> **DESCRIPTION OF THE TASK**
Single out the lines that include the word "назад". Copy them.

# Start of PROVIDED ENTRIES

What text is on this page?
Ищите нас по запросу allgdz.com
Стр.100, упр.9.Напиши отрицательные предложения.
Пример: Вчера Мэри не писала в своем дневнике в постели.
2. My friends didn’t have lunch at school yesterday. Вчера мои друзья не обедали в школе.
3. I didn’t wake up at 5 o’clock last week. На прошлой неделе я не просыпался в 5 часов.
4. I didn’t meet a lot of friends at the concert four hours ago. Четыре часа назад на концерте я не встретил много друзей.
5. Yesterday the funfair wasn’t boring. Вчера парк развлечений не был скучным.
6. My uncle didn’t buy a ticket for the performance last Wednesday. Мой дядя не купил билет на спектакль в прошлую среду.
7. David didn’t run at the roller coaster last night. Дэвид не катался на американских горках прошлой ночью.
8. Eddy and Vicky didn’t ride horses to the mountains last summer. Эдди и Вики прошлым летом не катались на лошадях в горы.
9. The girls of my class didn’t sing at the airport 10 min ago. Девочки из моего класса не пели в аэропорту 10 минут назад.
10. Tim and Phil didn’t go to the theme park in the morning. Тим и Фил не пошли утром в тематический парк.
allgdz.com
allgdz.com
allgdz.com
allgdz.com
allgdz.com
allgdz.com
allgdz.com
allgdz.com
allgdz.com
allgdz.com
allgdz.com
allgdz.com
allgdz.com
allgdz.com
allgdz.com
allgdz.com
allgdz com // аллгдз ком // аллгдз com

# End of PROVIDED ENTRIES
# Start of PROVIDED ENTRIES

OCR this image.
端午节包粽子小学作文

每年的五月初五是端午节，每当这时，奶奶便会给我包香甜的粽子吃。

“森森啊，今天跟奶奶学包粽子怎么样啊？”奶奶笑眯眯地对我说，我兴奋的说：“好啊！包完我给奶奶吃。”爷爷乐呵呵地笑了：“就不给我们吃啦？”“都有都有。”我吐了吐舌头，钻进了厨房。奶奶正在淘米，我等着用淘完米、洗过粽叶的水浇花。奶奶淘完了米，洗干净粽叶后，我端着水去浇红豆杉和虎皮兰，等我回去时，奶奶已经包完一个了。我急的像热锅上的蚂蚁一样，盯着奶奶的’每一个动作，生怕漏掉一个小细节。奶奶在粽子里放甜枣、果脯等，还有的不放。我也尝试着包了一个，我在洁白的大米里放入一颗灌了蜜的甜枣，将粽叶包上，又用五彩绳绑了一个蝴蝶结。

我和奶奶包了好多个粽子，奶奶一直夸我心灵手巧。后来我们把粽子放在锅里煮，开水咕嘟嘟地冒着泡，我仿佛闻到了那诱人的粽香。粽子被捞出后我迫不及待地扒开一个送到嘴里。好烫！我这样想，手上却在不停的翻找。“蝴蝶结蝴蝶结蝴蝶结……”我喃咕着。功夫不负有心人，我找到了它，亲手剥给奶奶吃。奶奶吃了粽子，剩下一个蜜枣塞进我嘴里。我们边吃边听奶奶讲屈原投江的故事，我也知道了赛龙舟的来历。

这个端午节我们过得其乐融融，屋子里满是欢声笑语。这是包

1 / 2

# End of PROVIDED ENTRIES

> **COMPLETED EXERCISE**
4. I didn’t meet a lot of friends at the concert four hours ago. Четыре часа назад на концерте я не встретил много друзей.
9. The girls of my class didn’t sing at the airport 10 min ago. Девочки из моего класса не пели в аэропорту 10 минут назад.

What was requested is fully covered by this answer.